Scan the data below for the string "JSON". Show every line where it turns up.

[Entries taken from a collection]
☆ ☆ ☆ ☆ ☆ ☆ ☆

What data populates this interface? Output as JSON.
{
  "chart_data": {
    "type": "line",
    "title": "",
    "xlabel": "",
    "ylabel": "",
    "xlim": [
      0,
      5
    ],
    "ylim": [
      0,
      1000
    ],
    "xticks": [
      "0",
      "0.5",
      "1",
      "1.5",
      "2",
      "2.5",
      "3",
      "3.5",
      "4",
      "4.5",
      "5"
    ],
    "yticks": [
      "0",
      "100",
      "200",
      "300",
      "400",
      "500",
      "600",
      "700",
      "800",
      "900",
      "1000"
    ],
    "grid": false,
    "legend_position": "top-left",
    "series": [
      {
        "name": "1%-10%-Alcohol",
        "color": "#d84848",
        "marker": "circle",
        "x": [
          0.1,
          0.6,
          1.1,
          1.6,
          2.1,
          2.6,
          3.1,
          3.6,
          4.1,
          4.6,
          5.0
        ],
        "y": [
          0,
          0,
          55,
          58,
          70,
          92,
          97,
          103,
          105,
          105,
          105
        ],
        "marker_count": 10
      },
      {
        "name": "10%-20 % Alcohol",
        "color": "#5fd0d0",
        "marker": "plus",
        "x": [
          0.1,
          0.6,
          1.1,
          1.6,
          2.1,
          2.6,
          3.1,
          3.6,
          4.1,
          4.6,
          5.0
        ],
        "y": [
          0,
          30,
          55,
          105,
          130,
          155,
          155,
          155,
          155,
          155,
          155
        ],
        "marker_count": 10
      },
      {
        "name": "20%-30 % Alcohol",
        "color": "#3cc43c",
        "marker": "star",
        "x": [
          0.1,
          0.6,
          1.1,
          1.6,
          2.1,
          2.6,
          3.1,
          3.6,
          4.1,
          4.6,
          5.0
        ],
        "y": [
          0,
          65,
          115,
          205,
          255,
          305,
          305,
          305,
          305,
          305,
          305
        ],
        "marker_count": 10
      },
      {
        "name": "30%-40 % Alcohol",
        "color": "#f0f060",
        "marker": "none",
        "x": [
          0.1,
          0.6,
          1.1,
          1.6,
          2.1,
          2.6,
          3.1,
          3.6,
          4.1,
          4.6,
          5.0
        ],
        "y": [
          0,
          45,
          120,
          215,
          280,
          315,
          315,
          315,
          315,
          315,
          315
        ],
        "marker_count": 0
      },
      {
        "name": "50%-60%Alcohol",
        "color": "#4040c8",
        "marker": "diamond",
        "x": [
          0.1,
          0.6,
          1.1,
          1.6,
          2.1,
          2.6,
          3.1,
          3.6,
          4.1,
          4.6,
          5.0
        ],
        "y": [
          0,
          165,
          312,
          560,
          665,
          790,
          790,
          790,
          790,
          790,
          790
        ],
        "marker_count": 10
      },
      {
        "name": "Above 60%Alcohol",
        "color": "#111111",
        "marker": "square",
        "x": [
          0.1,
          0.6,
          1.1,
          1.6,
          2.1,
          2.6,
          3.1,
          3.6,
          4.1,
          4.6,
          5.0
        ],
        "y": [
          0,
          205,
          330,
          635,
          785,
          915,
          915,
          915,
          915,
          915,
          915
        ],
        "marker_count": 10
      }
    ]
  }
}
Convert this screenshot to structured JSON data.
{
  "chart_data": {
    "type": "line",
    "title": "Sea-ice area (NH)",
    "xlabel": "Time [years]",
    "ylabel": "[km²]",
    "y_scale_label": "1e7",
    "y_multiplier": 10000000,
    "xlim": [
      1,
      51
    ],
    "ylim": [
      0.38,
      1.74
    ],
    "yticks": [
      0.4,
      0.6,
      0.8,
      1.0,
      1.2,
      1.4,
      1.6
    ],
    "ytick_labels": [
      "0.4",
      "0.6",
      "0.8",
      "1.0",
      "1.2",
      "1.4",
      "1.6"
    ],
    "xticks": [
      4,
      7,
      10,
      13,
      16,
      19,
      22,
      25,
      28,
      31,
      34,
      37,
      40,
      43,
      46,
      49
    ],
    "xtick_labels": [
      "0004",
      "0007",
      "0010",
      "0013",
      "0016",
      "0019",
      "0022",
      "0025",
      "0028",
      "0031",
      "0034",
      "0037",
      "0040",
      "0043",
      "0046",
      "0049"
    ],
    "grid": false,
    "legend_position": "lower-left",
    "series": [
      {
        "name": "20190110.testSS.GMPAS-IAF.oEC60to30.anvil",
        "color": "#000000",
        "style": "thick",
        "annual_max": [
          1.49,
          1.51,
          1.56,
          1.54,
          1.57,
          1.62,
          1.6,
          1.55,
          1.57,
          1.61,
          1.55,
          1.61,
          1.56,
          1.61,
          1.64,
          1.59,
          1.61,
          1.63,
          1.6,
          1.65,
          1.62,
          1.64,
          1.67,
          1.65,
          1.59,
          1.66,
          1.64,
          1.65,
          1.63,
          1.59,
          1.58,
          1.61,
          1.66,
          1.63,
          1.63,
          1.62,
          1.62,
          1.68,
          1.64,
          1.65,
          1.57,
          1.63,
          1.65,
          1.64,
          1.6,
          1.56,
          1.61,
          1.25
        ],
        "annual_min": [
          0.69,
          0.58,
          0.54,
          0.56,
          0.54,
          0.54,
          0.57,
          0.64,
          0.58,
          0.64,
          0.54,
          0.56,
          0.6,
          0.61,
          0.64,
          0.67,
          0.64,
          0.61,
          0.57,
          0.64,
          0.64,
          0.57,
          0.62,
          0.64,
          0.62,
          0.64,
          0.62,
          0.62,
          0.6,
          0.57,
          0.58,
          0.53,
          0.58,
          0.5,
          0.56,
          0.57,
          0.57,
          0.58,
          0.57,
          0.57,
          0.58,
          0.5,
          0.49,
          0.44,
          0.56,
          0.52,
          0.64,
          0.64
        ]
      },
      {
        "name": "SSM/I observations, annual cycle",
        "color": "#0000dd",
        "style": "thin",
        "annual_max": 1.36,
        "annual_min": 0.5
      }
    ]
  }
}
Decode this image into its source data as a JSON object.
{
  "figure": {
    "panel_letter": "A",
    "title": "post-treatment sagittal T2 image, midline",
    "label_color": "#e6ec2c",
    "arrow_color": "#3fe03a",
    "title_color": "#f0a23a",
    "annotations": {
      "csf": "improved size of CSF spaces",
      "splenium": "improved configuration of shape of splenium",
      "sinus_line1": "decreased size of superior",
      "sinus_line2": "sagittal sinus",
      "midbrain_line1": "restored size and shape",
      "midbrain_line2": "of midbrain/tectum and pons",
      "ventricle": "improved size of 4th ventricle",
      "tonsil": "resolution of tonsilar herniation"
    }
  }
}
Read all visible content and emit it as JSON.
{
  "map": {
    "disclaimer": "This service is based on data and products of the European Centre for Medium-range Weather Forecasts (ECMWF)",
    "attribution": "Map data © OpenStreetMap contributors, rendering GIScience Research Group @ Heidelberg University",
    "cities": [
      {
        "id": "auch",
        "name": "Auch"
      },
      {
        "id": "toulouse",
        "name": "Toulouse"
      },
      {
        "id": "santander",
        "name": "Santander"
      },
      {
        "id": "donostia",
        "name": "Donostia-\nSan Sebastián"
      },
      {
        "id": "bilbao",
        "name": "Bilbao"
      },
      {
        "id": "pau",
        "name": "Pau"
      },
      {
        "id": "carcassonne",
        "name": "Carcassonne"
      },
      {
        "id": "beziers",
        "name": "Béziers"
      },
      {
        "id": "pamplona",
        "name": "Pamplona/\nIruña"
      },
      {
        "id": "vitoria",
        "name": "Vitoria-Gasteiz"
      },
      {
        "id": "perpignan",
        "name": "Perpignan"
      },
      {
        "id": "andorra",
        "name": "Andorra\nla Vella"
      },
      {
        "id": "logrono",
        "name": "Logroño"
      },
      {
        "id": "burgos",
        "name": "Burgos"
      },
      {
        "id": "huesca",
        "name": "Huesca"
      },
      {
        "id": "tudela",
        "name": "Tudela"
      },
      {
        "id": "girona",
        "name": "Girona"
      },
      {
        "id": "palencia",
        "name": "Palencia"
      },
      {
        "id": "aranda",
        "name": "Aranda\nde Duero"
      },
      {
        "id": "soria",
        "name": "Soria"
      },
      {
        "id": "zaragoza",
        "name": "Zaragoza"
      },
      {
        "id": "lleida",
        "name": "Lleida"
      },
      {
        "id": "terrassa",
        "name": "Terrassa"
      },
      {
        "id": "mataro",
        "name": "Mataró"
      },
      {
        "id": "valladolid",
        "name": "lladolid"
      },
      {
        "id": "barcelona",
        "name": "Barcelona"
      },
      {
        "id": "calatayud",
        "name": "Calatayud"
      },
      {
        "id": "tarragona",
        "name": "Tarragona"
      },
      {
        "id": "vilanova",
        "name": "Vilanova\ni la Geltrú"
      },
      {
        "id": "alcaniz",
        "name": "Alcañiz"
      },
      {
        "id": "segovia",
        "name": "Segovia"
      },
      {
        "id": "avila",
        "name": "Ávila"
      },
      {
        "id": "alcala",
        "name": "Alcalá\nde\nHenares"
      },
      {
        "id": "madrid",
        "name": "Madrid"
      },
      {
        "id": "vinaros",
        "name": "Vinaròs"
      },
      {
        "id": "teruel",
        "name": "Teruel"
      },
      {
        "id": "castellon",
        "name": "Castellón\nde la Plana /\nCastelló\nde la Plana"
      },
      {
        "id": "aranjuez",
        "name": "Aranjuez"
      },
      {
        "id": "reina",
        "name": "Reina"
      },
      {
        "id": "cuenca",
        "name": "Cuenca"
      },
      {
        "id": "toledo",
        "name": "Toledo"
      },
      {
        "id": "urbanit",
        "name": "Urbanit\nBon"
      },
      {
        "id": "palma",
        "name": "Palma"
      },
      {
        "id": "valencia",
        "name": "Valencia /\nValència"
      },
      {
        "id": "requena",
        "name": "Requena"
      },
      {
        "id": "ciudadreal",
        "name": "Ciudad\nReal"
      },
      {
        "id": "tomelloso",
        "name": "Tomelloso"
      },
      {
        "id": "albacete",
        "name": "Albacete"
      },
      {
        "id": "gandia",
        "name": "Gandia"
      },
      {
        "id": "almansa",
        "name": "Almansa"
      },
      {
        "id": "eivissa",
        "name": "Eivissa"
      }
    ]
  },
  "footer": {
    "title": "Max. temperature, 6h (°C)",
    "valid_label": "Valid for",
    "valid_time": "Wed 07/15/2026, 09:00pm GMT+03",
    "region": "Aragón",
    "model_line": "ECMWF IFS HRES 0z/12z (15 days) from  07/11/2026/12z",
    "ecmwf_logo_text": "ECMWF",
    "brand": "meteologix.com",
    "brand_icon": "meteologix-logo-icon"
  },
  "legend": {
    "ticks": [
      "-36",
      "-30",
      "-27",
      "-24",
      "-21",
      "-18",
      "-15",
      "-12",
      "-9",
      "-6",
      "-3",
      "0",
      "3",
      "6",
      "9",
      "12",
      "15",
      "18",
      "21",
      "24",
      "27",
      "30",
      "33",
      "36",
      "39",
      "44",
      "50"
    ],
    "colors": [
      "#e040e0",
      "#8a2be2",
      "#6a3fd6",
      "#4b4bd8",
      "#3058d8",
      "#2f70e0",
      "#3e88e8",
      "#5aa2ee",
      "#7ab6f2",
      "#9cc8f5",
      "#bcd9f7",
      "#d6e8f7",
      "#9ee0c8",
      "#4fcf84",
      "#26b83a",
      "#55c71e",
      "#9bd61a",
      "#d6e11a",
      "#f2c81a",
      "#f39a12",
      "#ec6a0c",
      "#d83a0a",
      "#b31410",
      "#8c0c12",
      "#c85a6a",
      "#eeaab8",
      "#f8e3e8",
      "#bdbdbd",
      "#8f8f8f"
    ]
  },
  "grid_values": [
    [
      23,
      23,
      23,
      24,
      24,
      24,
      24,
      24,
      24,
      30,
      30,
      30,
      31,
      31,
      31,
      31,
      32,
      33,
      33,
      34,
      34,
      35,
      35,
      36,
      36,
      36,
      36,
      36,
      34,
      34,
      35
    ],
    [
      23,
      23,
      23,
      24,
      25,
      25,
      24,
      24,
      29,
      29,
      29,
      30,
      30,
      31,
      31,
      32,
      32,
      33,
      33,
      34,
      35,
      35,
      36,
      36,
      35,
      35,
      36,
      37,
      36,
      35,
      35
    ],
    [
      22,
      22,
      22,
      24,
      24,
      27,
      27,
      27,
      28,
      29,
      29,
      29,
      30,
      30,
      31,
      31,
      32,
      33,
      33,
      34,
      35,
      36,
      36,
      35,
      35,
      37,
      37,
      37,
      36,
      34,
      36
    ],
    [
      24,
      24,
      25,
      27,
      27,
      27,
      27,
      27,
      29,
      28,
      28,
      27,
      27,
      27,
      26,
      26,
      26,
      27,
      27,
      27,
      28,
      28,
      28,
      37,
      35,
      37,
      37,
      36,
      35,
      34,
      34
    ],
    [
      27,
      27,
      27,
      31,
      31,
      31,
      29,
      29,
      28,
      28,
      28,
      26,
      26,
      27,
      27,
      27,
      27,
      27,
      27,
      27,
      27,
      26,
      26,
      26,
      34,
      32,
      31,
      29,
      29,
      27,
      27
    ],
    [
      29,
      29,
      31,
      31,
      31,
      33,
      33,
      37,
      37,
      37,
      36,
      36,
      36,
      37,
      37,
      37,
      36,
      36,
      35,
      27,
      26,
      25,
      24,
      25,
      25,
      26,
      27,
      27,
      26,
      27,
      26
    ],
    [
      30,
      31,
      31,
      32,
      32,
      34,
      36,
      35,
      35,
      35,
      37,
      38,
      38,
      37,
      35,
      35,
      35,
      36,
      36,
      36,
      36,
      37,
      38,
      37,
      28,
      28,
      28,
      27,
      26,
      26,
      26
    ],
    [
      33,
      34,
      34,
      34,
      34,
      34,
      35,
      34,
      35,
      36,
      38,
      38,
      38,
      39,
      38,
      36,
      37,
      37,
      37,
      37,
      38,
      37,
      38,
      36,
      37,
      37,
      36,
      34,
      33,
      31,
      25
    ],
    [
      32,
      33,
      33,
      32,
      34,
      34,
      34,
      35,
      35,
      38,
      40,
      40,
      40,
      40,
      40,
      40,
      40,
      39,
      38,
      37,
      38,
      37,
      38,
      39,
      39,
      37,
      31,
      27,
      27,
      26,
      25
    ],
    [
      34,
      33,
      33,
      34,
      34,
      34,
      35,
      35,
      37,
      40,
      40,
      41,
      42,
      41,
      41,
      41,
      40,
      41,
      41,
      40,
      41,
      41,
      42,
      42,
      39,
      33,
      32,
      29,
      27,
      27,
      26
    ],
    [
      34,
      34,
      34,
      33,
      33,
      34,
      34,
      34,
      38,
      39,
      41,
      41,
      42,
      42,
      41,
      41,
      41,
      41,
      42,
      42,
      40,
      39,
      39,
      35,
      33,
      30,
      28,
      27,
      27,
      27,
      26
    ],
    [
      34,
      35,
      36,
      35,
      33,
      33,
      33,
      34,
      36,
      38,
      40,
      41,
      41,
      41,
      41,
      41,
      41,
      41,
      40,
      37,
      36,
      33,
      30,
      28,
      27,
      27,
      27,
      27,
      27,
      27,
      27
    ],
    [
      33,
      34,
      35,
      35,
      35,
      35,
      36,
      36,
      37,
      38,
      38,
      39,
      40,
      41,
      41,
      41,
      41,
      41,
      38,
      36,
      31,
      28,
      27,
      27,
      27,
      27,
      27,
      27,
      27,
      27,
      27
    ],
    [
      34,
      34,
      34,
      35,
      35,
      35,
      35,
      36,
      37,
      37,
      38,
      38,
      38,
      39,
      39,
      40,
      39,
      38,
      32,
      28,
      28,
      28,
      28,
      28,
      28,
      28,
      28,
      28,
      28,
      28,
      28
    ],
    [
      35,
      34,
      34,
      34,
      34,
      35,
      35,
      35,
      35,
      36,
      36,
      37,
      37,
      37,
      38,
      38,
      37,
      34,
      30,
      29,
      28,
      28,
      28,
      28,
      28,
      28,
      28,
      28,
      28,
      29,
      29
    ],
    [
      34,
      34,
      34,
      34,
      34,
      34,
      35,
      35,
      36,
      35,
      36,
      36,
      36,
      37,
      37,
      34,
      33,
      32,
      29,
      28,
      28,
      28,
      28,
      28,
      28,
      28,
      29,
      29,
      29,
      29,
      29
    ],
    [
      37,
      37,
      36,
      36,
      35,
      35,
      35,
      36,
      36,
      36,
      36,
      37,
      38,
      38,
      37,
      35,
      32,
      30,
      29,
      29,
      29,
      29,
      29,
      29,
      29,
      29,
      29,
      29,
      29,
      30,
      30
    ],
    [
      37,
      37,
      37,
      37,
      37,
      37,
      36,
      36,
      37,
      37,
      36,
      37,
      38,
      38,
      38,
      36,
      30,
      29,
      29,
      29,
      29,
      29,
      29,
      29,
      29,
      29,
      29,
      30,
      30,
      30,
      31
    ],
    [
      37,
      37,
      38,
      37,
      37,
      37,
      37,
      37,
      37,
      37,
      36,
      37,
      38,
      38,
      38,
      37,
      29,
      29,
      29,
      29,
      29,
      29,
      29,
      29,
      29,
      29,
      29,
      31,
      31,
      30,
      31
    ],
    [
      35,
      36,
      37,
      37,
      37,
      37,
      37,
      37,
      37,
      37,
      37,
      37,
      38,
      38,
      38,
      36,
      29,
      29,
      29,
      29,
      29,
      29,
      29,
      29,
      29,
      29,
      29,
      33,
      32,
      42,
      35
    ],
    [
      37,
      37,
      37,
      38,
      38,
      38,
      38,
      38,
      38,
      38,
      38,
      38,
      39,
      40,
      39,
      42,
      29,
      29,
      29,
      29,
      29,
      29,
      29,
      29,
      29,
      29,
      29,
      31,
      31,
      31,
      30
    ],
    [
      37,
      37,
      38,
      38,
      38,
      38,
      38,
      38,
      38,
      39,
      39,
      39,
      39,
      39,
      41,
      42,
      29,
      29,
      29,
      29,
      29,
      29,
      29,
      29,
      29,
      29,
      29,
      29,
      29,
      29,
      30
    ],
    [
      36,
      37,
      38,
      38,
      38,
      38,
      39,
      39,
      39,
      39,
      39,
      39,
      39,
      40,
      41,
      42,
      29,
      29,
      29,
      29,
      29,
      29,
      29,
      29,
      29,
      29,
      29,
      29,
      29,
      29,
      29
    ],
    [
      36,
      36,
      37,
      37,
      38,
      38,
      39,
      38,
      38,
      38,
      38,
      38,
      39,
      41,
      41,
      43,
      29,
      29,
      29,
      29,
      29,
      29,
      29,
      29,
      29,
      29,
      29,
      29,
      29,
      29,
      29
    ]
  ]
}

☆ ☆ ☆ ☆ ☆ ☆ ☆

Complete answer –
What data populates this interface? Output as JSON.
Convert this screenshot to structured JSON data.
Decode this image into its source data as a JSON object.
Read all visible content and emit it as JSON.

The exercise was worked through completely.